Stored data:
■ ■ ■ ■ ■ ■ ■
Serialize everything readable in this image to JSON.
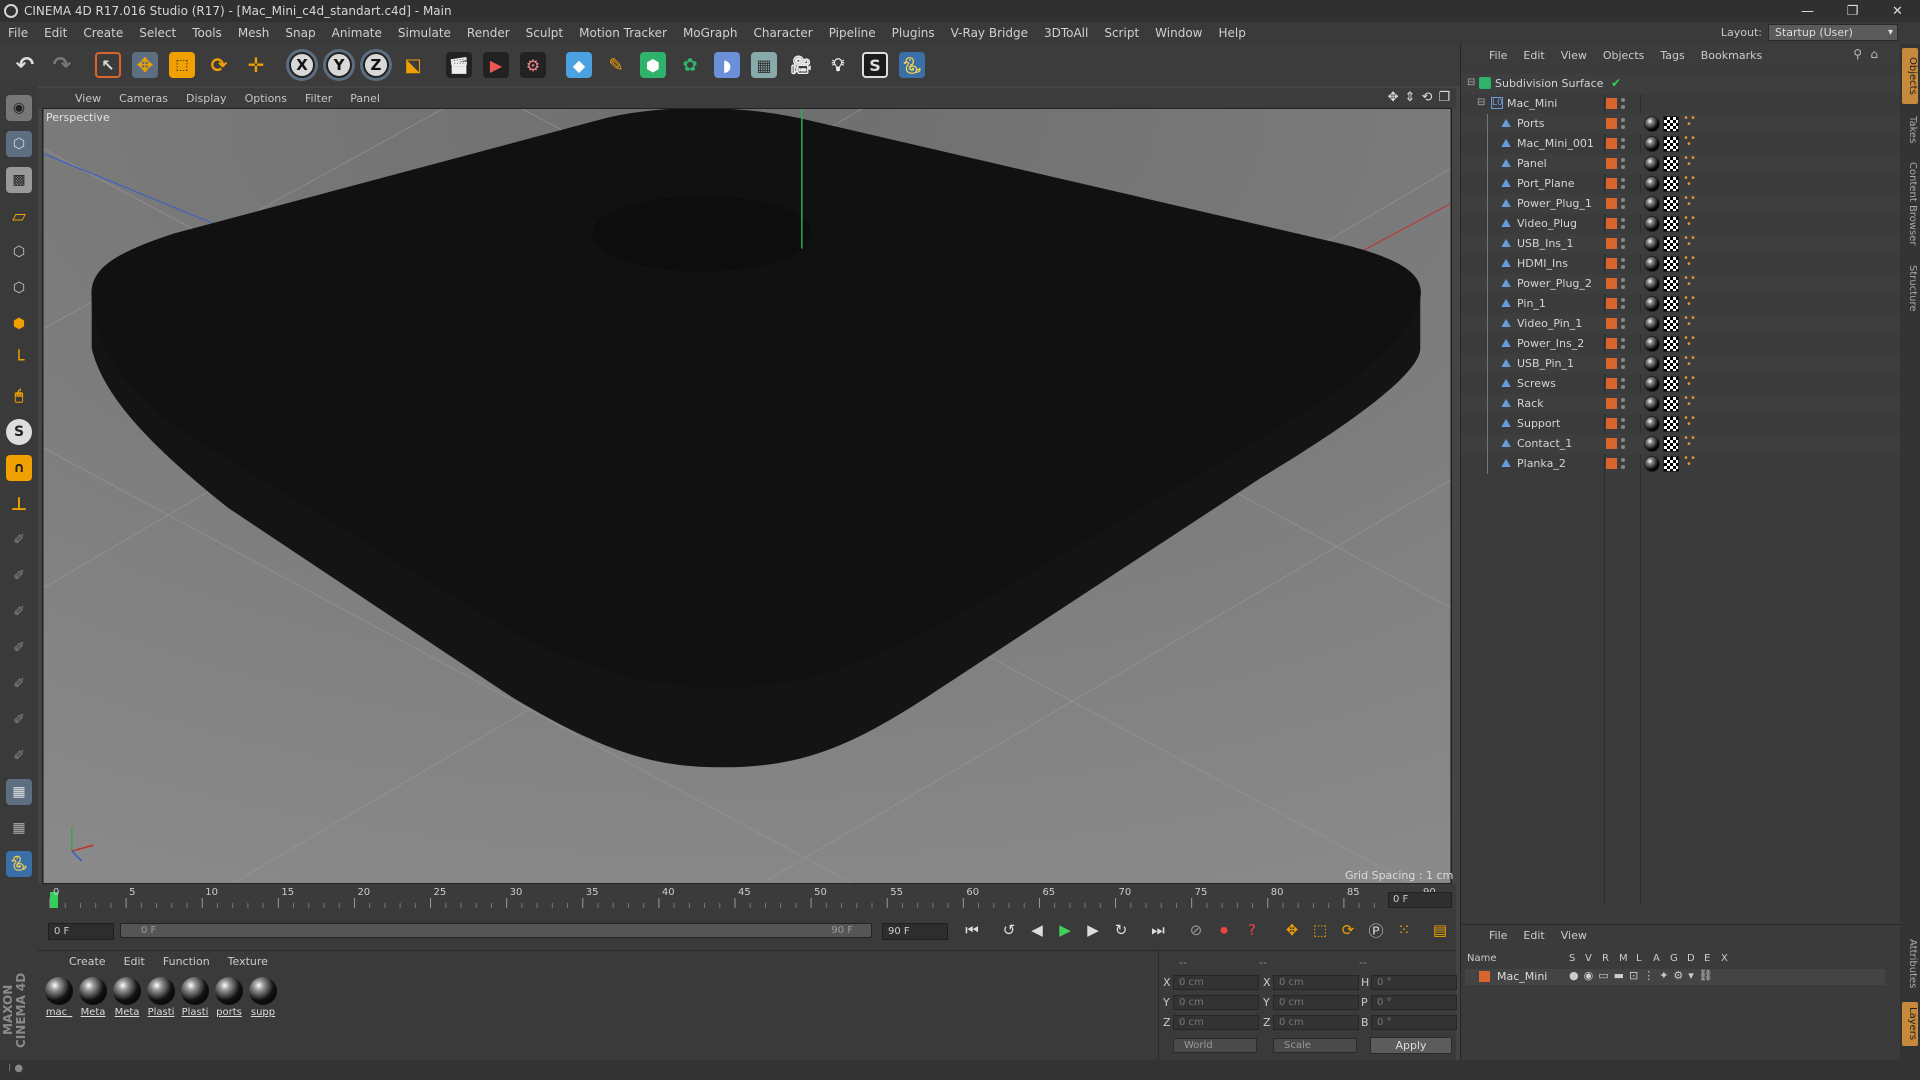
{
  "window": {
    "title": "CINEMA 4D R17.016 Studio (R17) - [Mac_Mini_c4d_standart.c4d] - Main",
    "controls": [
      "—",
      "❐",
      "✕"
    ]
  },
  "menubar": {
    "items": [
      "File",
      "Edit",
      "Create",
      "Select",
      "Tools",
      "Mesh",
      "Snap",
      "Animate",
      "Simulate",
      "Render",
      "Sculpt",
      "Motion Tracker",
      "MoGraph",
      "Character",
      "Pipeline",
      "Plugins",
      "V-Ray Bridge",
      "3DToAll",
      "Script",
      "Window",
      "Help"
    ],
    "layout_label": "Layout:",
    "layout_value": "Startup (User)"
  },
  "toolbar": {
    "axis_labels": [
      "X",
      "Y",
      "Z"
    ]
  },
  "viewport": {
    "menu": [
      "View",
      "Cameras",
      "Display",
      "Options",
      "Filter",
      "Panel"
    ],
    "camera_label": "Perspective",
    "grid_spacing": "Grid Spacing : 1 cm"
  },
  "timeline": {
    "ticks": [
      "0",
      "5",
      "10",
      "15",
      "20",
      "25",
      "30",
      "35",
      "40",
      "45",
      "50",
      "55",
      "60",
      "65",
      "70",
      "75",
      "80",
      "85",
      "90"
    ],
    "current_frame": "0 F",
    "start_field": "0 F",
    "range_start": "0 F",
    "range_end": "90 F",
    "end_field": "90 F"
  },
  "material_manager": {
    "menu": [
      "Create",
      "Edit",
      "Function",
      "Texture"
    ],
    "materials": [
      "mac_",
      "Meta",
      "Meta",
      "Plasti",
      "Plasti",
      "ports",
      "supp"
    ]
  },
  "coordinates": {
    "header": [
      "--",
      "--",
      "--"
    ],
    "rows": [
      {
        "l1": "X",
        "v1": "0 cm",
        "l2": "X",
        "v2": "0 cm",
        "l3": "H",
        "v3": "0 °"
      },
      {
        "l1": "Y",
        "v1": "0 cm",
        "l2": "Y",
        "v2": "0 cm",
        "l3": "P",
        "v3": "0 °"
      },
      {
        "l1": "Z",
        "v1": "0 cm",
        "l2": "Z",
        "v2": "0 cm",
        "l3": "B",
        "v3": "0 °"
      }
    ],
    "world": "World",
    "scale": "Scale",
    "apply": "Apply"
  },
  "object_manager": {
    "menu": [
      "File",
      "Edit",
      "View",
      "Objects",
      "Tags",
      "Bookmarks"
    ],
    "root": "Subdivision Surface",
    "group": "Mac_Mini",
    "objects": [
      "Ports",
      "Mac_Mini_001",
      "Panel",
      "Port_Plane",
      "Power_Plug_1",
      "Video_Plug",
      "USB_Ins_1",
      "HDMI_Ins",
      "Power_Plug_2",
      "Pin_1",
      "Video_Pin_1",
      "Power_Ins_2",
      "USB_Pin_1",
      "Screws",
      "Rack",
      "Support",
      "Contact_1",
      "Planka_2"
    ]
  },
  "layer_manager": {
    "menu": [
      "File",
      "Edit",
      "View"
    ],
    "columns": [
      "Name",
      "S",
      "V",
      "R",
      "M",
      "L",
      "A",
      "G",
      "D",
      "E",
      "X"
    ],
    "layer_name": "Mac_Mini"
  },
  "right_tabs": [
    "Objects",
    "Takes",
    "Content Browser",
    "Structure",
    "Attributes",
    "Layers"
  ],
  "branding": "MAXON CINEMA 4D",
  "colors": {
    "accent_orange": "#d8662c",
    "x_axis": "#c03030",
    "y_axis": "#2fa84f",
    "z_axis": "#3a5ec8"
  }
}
■ ■ ■ ■ ■ ■ ■
Written exercise | Copy the data word for word. Pictures do not go in the copy.

Answer to this task |
Serialize everything readable in this image to JSON.
{
  "window": {
    "title": "CINEMA 4D R17.016 Studio (R17) - [Mac_Mini_c4d_standart.c4d] - Main",
    "controls": [
      "—",
      "❐",
      "✕"
    ]
  },
  "menubar": {
    "items": [
      "File",
      "Edit",
      "Create",
      "Select",
      "Tools",
      "Mesh",
      "Snap",
      "Animate",
      "Simulate",
      "Render",
      "Sculpt",
      "Motion Tracker",
      "MoGraph",
      "Character",
      "Pipeline",
      "Plugins",
      "V-Ray Bridge",
      "3DToAll",
      "Script",
      "Window",
      "Help"
    ],
    "layout_label": "Layout:",
    "layout_value": "Startup (User)"
  },
  "toolbar": {
    "axis_labels": [
      "X",
      "Y",
      "Z"
    ]
  },
  "viewport": {
    "menu": [
      "View",
      "Cameras",
      "Display",
      "Options",
      "Filter",
      "Panel"
    ],
    "camera_label": "Perspective",
    "grid_spacing": "Grid Spacing : 1 cm"
  },
  "timeline": {
    "ticks": [
      "0",
      "5",
      "10",
      "15",
      "20",
      "25",
      "30",
      "35",
      "40",
      "45",
      "50",
      "55",
      "60",
      "65",
      "70",
      "75",
      "80",
      "85",
      "90"
    ],
    "current_frame": "0 F",
    "start_field": "0 F",
    "range_start": "0 F",
    "range_end": "90 F",
    "end_field": "90 F"
  },
  "material_manager": {
    "menu": [
      "Create",
      "Edit",
      "Function",
      "Texture"
    ],
    "materials": [
      "mac_",
      "Meta",
      "Meta",
      "Plasti",
      "Plasti",
      "ports",
      "supp"
    ]
  },
  "coordinates": {
    "header": [
      "--",
      "--",
      "--"
    ],
    "rows": [
      {
        "l1": "X",
        "v1": "0 cm",
        "l2": "X",
        "v2": "0 cm",
        "l3": "H",
        "v3": "0 °"
      },
      {
        "l1": "Y",
        "v1": "0 cm",
        "l2": "Y",
        "v2": "0 cm",
        "l3": "P",
        "v3": "0 °"
      },
      {
        "l1": "Z",
        "v1": "0 cm",
        "l2": "Z",
        "v2": "0 cm",
        "l3": "B",
        "v3": "0 °"
      }
    ],
    "world": "World",
    "scale": "Scale",
    "apply": "Apply"
  },
  "object_manager": {
    "menu": [
      "File",
      "Edit",
      "View",
      "Objects",
      "Tags",
      "Bookmarks"
    ],
    "root": "Subdivision Surface",
    "group": "Mac_Mini",
    "objects": [
      "Ports",
      "Mac_Mini_001",
      "Panel",
      "Port_Plane",
      "Power_Plug_1",
      "Video_Plug",
      "USB_Ins_1",
      "HDMI_Ins",
      "Power_Plug_2",
      "Pin_1",
      "Video_Pin_1",
      "Power_Ins_2",
      "USB_Pin_1",
      "Screws",
      "Rack",
      "Support",
      "Contact_1",
      "Planka_2"
    ]
  },
  "layer_manager": {
    "menu": [
      "File",
      "Edit",
      "View"
    ],
    "columns": [
      "Name",
      "S",
      "V",
      "R",
      "M",
      "L",
      "A",
      "G",
      "D",
      "E",
      "X"
    ],
    "layer_name": "Mac_Mini"
  },
  "right_tabs": [
    "Objects",
    "Takes",
    "Content Browser",
    "Structure",
    "Attributes",
    "Layers"
  ],
  "branding": "MAXON CINEMA 4D",
  "colors": {
    "accent_orange": "#d8662c",
    "x_axis": "#c03030",
    "y_axis": "#2fa84f",
    "z_axis": "#3a5ec8"
  }
}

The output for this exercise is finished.